→ **TASK GOAL**: Pull out every line with the word "Output".

= = = =

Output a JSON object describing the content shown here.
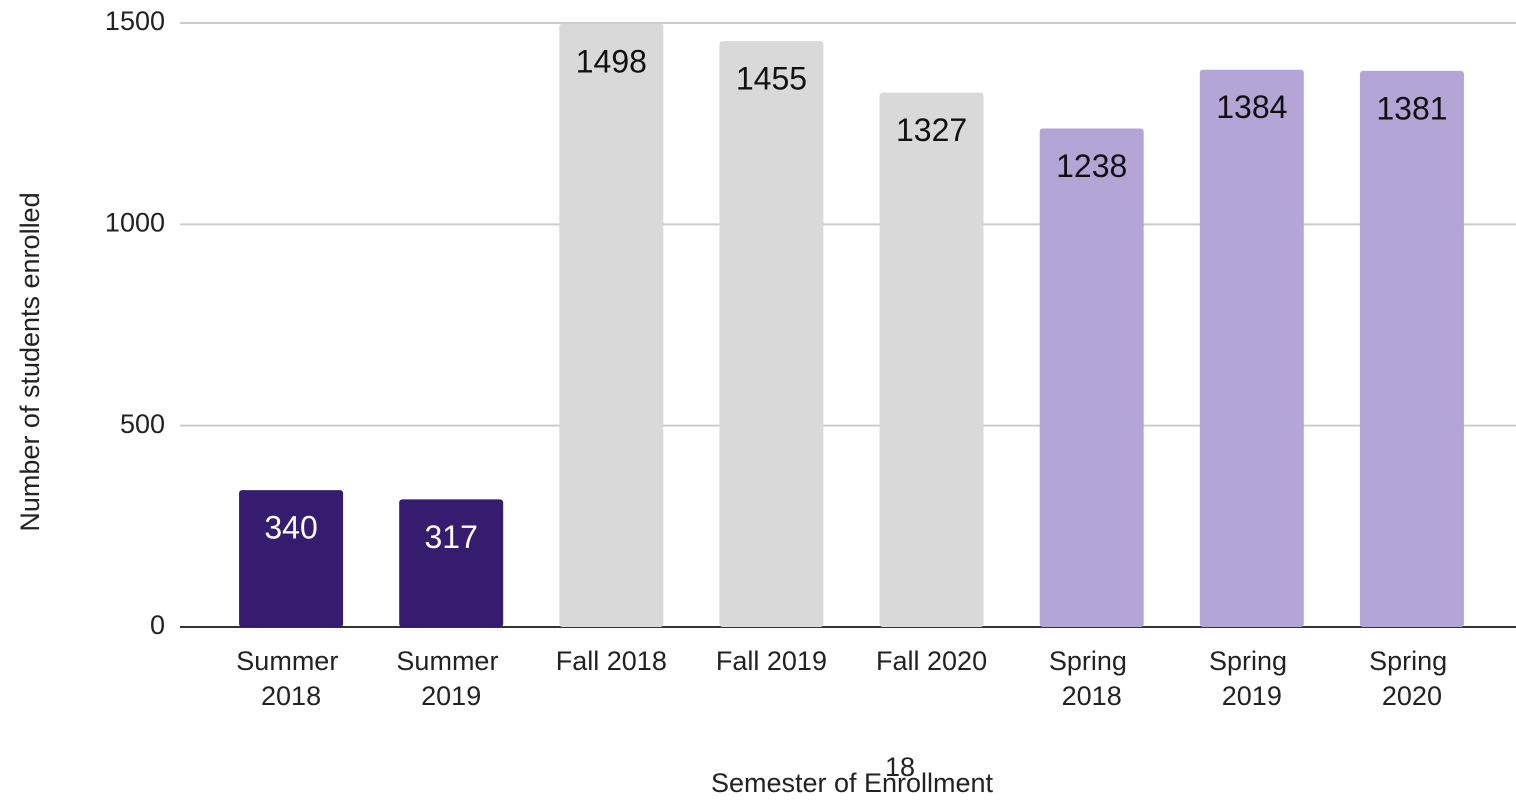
{
  "chart_data": {
    "type": "bar",
    "x_label": "Semester of Enrollment",
    "y_label": "Number of students enrolled",
    "annotations": [
      "18"
    ],
    "categories": [
      "Summer 2018",
      "Summer 2019",
      "Fall 2018",
      "Fall 2019",
      "Fall 2020",
      "Spring 2018",
      "Spring 2019",
      "Spring 2020"
    ],
    "values": [
      340,
      317,
      1498,
      1455,
      1327,
      1238,
      1384,
      1381
    ],
    "colors": [
      "#361c6e",
      "#361c6e",
      "#d9d9d9",
      "#d9d9d9",
      "#d9d9d9",
      "#b3a6d6",
      "#b3a6d6",
      "#b3a6d6"
    ],
    "label_colors": [
      "#ffffff",
      "#ffffff",
      "#111111",
      "#111111",
      "#111111",
      "#111111",
      "#111111",
      "#111111"
    ],
    "ylim": [
      0,
      1500
    ],
    "yticks": [
      0,
      500,
      1000,
      1500
    ],
    "grid": true
  }
}
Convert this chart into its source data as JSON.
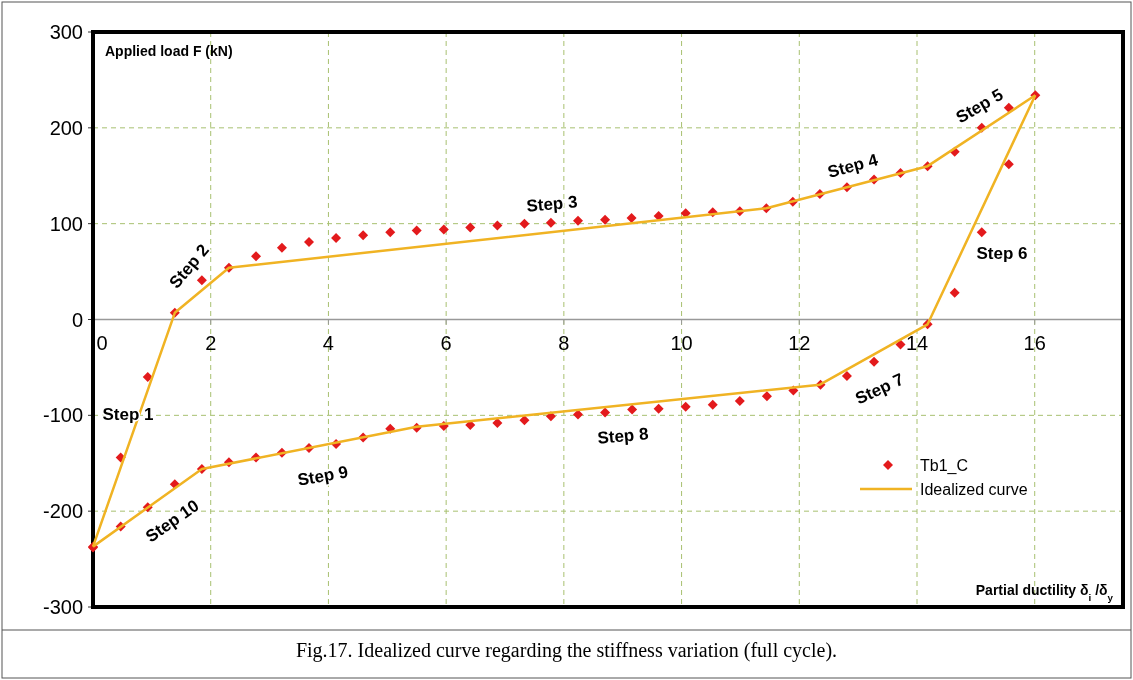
{
  "chart_data": {
    "type": "scatter",
    "xlabel": "Partial ductility δ$_{i}$ /δ$_{y}$",
    "ylabel": "Applied load F (kN)",
    "xlim": [
      0,
      17.5
    ],
    "xticks": [
      0,
      2,
      4,
      6,
      8,
      10,
      12,
      14,
      16
    ],
    "ylim": [
      -300,
      300
    ],
    "yticks": [
      -300,
      -200,
      -100,
      0,
      100,
      200,
      300
    ],
    "grid": true,
    "legend": "bottom right",
    "series": [
      {
        "name": "Tb1_C",
        "color": "#e31a1c",
        "marker": "diamond",
        "x": [
          0,
          0.47,
          0.93,
          1.39,
          1.85,
          2.31,
          2.77,
          3.21,
          3.67,
          4.13,
          4.59,
          5.05,
          5.5,
          5.96,
          6.41,
          6.87,
          7.33,
          7.78,
          8.24,
          8.7,
          9.15,
          9.61,
          10.07,
          10.53,
          10.99,
          11.44,
          11.89,
          12.35,
          12.81,
          13.27,
          13.72,
          14.18,
          14.64,
          15.1,
          15.56,
          16.01,
          15.56,
          15.1,
          14.64,
          14.18,
          13.72,
          13.27,
          12.81,
          12.36,
          11.9,
          11.45,
          10.99,
          10.53,
          10.07,
          9.61,
          9.16,
          8.7,
          8.24,
          7.78,
          7.33,
          6.87,
          6.41,
          5.96,
          5.5,
          5.05,
          4.59,
          4.13,
          3.67,
          3.21,
          2.77,
          2.31,
          1.85,
          1.39,
          0.93,
          0.47,
          0
        ],
        "values": [
          -237,
          -144,
          -60,
          7,
          41,
          54,
          66,
          75,
          81,
          85,
          88,
          91,
          93,
          94,
          96,
          98,
          100,
          101,
          103,
          104,
          106,
          108,
          111,
          112,
          113,
          116,
          123,
          131,
          138,
          146,
          153,
          160,
          175,
          200,
          221,
          234,
          162,
          91,
          28,
          -5,
          -26,
          -44,
          -59,
          -68,
          -74,
          -80,
          -85,
          -89,
          -91,
          -93,
          -94,
          -97,
          -99,
          -101,
          -105,
          -108,
          -110,
          -111,
          -113,
          -114,
          -123,
          -130,
          -134,
          -139,
          -144,
          -149,
          -156,
          -172,
          -196,
          -216,
          -238
        ]
      },
      {
        "name": "Idealized curve",
        "type": "line",
        "color": "#f0b323",
        "line_style": "solid",
        "x": [
          0,
          1.39,
          2.31,
          11.44,
          14.18,
          16.01
        ],
        "values": [
          -237,
          7,
          54,
          116,
          160,
          234
        ]
      },
      {
        "type": "line",
        "color": "#f0b323",
        "line_style": "solid",
        "x": [
          0,
          1.85,
          5.5,
          12.35,
          14.18,
          16.01
        ],
        "values": [
          -237,
          -156,
          -112,
          -68,
          -5,
          234
        ]
      }
    ],
    "annotations": [
      "Step 1",
      "Step 2",
      "Step 3",
      "Step 4",
      "Step 5",
      "Step 6",
      "Step 7",
      "Step 8",
      "Step 9",
      "Step 10",
      "Fig.17. Idealized curve regarding the stiffness variation (full cycle)."
    ]
  }
}
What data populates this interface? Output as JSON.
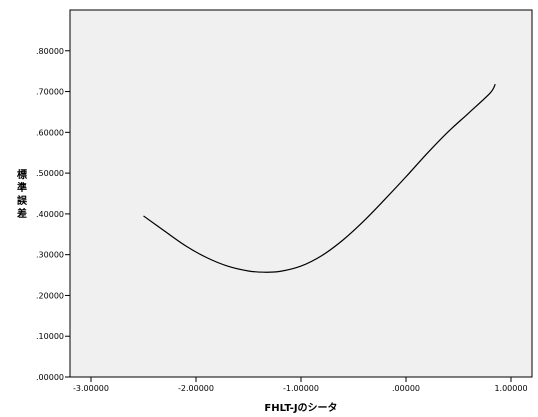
{
  "chart_data": {
    "type": "line",
    "xlabel": "FHLT-Jのシータ",
    "ylabel": "標準誤差",
    "xlim": [
      -3.2,
      1.2
    ],
    "ylim": [
      0,
      0.9
    ],
    "x_ticks": [
      -3,
      -2,
      -1,
      0,
      1
    ],
    "x_tick_labels": [
      "-3.00000",
      "-2.00000",
      "-1.00000",
      ".00000",
      "1.00000"
    ],
    "y_ticks": [
      0,
      0.1,
      0.2,
      0.3,
      0.4,
      0.5,
      0.6,
      0.7,
      0.8
    ],
    "y_tick_labels": [
      ".00000",
      ".10000",
      ".20000",
      ".30000",
      ".40000",
      ".50000",
      ".60000",
      ".70000",
      ".80000"
    ],
    "plot_background": "#f0f0f0",
    "line_color": "#000000",
    "grid": false,
    "series": [
      {
        "x": [
          -2.5,
          -2.3,
          -2.1,
          -1.9,
          -1.7,
          -1.5,
          -1.35,
          -1.2,
          -1.0,
          -0.8,
          -0.6,
          -0.4,
          -0.2,
          0.0,
          0.2,
          0.4,
          0.6,
          0.8,
          0.85
        ],
        "y": [
          0.395,
          0.358,
          0.322,
          0.293,
          0.272,
          0.26,
          0.257,
          0.259,
          0.272,
          0.298,
          0.336,
          0.383,
          0.436,
          0.491,
          0.548,
          0.601,
          0.648,
          0.696,
          0.718
        ]
      }
    ]
  }
}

= = = =

→ **FULL ANSWER**:
Output a JSON object describing the content shown here.
What data populates this interface? Output as JSON.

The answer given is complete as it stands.